Dataset items
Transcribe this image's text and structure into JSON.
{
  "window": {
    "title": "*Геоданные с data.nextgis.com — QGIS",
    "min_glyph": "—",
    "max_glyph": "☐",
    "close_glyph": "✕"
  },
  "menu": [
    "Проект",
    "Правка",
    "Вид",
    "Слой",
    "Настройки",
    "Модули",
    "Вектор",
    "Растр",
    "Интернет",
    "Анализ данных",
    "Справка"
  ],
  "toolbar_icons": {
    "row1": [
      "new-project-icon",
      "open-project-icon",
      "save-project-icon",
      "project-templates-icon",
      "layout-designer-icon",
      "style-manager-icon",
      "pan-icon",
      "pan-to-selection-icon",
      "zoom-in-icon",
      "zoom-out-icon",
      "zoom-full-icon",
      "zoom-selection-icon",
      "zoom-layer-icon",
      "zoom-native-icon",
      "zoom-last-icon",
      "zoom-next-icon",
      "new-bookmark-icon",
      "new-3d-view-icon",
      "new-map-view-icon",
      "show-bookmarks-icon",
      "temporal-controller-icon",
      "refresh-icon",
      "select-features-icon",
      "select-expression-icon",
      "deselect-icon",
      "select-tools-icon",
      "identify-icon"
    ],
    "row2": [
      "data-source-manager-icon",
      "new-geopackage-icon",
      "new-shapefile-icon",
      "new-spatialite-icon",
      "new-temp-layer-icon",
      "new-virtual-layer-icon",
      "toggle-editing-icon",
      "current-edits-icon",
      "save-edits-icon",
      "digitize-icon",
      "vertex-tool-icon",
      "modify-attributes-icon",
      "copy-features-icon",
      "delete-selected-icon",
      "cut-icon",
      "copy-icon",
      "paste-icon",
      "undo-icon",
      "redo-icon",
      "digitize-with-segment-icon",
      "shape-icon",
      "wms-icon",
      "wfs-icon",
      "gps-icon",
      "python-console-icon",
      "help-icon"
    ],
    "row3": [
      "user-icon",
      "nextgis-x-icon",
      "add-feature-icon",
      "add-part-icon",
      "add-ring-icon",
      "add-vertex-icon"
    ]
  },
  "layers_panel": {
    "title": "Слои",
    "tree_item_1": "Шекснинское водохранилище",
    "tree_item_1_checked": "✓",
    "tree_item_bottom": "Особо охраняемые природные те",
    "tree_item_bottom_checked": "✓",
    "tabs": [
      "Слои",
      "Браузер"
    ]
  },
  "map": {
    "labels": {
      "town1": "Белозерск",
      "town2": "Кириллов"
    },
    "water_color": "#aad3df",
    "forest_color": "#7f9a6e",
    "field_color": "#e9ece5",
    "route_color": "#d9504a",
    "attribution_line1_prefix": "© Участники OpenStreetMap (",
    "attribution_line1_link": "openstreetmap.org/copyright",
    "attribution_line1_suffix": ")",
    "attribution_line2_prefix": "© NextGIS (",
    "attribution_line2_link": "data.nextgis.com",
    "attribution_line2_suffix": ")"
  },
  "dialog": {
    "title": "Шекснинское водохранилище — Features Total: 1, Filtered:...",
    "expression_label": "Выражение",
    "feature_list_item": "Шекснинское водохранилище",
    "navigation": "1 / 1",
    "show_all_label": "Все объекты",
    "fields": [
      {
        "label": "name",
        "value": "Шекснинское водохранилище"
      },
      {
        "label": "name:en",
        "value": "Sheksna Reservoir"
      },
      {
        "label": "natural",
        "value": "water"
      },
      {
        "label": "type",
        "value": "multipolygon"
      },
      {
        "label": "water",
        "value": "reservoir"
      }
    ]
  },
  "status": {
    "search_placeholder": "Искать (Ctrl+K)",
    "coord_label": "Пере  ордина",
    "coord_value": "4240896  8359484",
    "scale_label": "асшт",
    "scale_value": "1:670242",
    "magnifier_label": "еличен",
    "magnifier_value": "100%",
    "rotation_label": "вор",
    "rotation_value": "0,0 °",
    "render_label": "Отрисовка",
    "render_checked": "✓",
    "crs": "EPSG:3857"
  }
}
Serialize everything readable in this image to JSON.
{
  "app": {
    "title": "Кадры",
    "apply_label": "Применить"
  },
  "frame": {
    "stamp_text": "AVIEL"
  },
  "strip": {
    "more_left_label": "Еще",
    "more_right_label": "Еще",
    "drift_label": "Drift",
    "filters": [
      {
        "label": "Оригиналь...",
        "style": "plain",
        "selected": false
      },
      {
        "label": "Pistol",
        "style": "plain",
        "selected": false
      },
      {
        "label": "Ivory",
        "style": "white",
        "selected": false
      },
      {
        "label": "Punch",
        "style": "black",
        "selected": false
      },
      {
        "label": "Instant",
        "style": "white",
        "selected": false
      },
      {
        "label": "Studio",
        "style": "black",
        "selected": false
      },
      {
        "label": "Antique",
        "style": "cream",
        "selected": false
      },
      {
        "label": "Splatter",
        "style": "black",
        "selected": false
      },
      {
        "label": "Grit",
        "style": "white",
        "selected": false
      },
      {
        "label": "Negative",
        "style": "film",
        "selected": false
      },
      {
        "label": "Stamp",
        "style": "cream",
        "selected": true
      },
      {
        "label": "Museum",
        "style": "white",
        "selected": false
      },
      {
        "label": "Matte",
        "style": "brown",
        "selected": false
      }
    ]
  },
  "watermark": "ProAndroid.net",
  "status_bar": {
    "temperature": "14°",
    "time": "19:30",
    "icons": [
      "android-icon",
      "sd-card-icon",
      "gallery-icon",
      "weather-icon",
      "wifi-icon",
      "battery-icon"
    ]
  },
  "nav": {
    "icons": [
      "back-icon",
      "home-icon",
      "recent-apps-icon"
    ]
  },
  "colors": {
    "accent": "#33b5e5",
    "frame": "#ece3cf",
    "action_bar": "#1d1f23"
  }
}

◆ WHAT THE TASK ASKS
List each line in the listing that contains the string "JSON".

◆ RESPONSE TO THIS EXERCISE
Transcribe this image's text and structure into JSON.
Serialize everything readable in this image to JSON.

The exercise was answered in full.